[TASK PROMPT] Every entry is to be printed again precisely as given.
#### PROVIDED MATERIAL ####
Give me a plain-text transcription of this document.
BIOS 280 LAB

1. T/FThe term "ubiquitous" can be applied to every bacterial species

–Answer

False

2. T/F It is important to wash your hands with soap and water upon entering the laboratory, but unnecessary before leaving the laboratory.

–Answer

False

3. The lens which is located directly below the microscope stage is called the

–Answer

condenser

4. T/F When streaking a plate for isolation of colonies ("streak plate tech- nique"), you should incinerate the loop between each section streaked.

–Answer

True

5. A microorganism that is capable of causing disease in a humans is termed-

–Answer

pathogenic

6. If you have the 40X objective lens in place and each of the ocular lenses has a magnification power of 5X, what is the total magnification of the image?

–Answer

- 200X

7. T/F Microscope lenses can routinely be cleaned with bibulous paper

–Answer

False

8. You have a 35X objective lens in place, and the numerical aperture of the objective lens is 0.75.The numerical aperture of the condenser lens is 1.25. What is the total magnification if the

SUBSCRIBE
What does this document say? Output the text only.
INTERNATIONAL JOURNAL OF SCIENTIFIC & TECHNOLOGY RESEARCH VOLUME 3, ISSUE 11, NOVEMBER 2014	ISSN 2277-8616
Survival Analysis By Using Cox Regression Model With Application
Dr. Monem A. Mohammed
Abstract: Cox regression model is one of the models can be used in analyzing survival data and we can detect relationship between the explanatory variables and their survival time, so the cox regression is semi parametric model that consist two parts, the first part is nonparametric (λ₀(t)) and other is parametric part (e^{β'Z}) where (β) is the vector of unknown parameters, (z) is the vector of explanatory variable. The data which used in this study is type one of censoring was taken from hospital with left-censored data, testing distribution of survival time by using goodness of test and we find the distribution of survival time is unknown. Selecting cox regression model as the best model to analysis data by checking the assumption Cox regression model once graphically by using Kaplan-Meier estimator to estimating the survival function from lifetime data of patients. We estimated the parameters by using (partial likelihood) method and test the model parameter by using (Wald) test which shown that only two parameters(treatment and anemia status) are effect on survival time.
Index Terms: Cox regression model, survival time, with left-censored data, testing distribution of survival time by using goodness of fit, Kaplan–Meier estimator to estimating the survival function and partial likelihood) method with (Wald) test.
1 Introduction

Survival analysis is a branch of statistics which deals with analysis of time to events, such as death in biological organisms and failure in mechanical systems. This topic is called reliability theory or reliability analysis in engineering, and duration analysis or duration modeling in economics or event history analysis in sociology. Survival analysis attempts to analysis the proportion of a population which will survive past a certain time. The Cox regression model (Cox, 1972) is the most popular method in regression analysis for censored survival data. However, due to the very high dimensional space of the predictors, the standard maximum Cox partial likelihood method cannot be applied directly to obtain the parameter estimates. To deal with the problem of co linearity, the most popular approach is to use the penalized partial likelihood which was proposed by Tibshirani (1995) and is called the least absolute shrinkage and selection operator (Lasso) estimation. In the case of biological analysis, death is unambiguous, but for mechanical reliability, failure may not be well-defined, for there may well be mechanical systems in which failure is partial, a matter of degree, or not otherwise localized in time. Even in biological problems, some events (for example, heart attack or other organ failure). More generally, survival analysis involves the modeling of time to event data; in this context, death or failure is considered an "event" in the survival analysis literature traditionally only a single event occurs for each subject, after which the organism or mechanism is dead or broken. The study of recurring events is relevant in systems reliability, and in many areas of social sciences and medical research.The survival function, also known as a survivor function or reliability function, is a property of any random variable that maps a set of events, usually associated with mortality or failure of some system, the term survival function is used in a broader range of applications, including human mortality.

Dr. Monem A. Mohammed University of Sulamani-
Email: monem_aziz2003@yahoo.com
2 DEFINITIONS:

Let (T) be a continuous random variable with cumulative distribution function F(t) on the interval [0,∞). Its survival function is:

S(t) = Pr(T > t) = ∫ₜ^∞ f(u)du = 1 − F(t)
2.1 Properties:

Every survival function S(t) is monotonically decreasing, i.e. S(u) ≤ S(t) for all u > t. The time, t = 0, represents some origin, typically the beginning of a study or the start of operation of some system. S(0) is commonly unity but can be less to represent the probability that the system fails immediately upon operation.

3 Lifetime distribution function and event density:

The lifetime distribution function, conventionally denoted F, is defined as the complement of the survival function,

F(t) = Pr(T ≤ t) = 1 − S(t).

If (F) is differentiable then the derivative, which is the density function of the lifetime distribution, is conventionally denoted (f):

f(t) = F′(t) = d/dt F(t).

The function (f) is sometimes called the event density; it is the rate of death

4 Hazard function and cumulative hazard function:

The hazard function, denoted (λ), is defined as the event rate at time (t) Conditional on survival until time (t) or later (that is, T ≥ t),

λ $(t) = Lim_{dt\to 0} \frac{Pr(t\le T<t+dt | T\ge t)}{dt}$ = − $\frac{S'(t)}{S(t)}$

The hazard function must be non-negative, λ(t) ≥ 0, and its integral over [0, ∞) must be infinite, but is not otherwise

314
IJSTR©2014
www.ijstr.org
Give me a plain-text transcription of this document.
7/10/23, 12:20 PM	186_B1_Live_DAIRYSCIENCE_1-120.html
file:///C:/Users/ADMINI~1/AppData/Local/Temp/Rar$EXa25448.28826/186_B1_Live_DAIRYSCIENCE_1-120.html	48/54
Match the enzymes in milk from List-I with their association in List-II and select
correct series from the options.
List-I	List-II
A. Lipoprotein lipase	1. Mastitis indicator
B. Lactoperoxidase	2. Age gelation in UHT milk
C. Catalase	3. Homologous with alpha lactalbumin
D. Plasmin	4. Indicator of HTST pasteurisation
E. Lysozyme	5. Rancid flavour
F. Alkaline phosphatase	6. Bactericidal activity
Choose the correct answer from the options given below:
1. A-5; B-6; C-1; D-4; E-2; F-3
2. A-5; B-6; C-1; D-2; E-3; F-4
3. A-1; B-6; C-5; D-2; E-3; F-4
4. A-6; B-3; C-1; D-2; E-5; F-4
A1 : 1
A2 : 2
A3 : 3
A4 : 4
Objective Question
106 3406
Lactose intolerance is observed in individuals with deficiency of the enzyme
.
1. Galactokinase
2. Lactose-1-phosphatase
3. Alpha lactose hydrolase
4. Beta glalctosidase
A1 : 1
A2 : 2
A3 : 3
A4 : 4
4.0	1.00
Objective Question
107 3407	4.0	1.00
####
[TASK SOLUTION]
Give me a plain-text transcription of this document.
BIOS 280 LAB

1. T/FThe term "ubiquitous" can be applied to every bacterial species

–Answer

False

2. T/F It is important to wash your hands with soap and water upon entering the laboratory, but unnecessary before leaving the laboratory.

–Answer

False

3. The lens which is located directly below the microscope stage is called the

–Answer

condenser

4. T/F When streaking a plate for isolation of colonies ("streak plate tech- nique"), you should incinerate the loop between each section streaked.

–Answer

True

5. A microorganism that is capable of causing disease in a humans is termed-

–Answer

pathogenic

6. If you have the 40X objective lens in place and each of the ocular lenses has a magnification power of 5X, what is the total magnification of the image?

–Answer

- 200X

7. T/F Microscope lenses can routinely be cleaned with bibulous paper

–Answer

False

8. You have a 35X objective lens in place, and the numerical aperture of the objective lens is 0.75.The numerical aperture of the condenser lens is 1.25. What is the total magnification if the

SUBSCRIBE
What does this document say? Output the text only.
INTERNATIONAL JOURNAL OF SCIENTIFIC & TECHNOLOGY RESEARCH VOLUME 3, ISSUE 11, NOVEMBER 2014	ISSN 2277-8616
Survival Analysis By Using Cox Regression Model With Application
Dr. Monem A. Mohammed
Abstract: Cox regression model is one of the models can be used in analyzing survival data and we can detect relationship between the explanatory variables and their survival time, so the cox regression is semi parametric model that consist two parts, the first part is nonparametric (λ₀(t)) and other is parametric part (e^{β'Z}) where (β) is the vector of unknown parameters, (z) is the vector of explanatory variable. The data which used in this study is type one of censoring was taken from hospital with left-censored data, testing distribution of survival time by using goodness of test and we find the distribution of survival time is unknown. Selecting cox regression model as the best model to analysis data by checking the assumption Cox regression model once graphically by using Kaplan-Meier estimator to estimating the survival function from lifetime data of patients. We estimated the parameters by using (partial likelihood) method and test the model parameter by using (Wald) test which shown that only two parameters(treatment and anemia status) are effect on survival time.
Index Terms: Cox regression model, survival time, with left-censored data, testing distribution of survival time by using goodness of fit, Kaplan–Meier estimator to estimating the survival function and partial likelihood) method with (Wald) test.
1 Introduction

Survival analysis is a branch of statistics which deals with analysis of time to events, such as death in biological organisms and failure in mechanical systems. This topic is called reliability theory or reliability analysis in engineering, and duration analysis or duration modeling in economics or event history analysis in sociology. Survival analysis attempts to analysis the proportion of a population which will survive past a certain time. The Cox regression model (Cox, 1972) is the most popular method in regression analysis for censored survival data. However, due to the very high dimensional space of the predictors, the standard maximum Cox partial likelihood method cannot be applied directly to obtain the parameter estimates. To deal with the problem of co linearity, the most popular approach is to use the penalized partial likelihood which was proposed by Tibshirani (1995) and is called the least absolute shrinkage and selection operator (Lasso) estimation. In the case of biological analysis, death is unambiguous, but for mechanical reliability, failure may not be well-defined, for there may well be mechanical systems in which failure is partial, a matter of degree, or not otherwise localized in time. Even in biological problems, some events (for example, heart attack or other organ failure). More generally, survival analysis involves the modeling of time to event data; in this context, death or failure is considered an "event" in the survival analysis literature traditionally only a single event occurs for each subject, after which the organism or mechanism is dead or broken. The study of recurring events is relevant in systems reliability, and in many areas of social sciences and medical research.The survival function, also known as a survivor function or reliability function, is a property of any random variable that maps a set of events, usually associated with mortality or failure of some system, the term survival function is used in a broader range of applications, including human mortality.

Dr. Monem A. Mohammed University of Sulamani-
Email: monem_aziz2003@yahoo.com
2 DEFINITIONS:

Let (T) be a continuous random variable with cumulative distribution function F(t) on the interval [0,∞). Its survival function is:

S(t) = Pr(T > t) = ∫ₜ^∞ f(u)du = 1 − F(t)
2.1 Properties:

Every survival function S(t) is monotonically decreasing, i.e. S(u) ≤ S(t) for all u > t. The time, t = 0, represents some origin, typically the beginning of a study or the start of operation of some system. S(0) is commonly unity but can be less to represent the probability that the system fails immediately upon operation.

3 Lifetime distribution function and event density:

The lifetime distribution function, conventionally denoted F, is defined as the complement of the survival function,

F(t) = Pr(T ≤ t) = 1 − S(t).

If (F) is differentiable then the derivative, which is the density function of the lifetime distribution, is conventionally denoted (f):

f(t) = F′(t) = d/dt F(t).

The function (f) is sometimes called the event density; it is the rate of death

4 Hazard function and cumulative hazard function:

The hazard function, denoted (λ), is defined as the event rate at time (t) Conditional on survival until time (t) or later (that is, T ≥ t),

λ $(t) = Lim_{dt\to 0} \frac{Pr(t\le T<t+dt | T\ge t)}{dt}$ = − $\frac{S'(t)}{S(t)}$

The hazard function must be non-negative, λ(t) ≥ 0, and its integral over [0, ∞) must be infinite, but is not otherwise

314
IJSTR©2014
www.ijstr.org
Give me a plain-text transcription of this document.
7/10/23, 12:20 PM	186_B1_Live_DAIRYSCIENCE_1-120.html
file:///C:/Users/ADMINI~1/AppData/Local/Temp/Rar$EXa25448.28826/186_B1_Live_DAIRYSCIENCE_1-120.html	48/54
Match the enzymes in milk from List-I with their association in List-II and select
correct series from the options.
List-I	List-II
A. Lipoprotein lipase	1. Mastitis indicator
B. Lactoperoxidase	2. Age gelation in UHT milk
C. Catalase	3. Homologous with alpha lactalbumin
D. Plasmin	4. Indicator of HTST pasteurisation
E. Lysozyme	5. Rancid flavour
F. Alkaline phosphatase	6. Bactericidal activity
Choose the correct answer from the options given below:
1. A-5; B-6; C-1; D-4; E-2; F-3
2. A-5; B-6; C-1; D-2; E-3; F-4
3. A-1; B-6; C-5; D-2; E-3; F-4
4. A-6; B-3; C-1; D-2; E-5; F-4
A1 : 1
A2 : 2
A3 : 3
A4 : 4
Objective Question
106 3406
Lactose intolerance is observed in individuals with deficiency of the enzyme
.
1. Galactokinase
2. Lactose-1-phosphatase
3. Alpha lactose hydrolase
4. Beta glalctosidase
A1 : 1
A2 : 2
A3 : 3
A4 : 4
4.0	1.00
Objective Question
107 3407	4.0	1.00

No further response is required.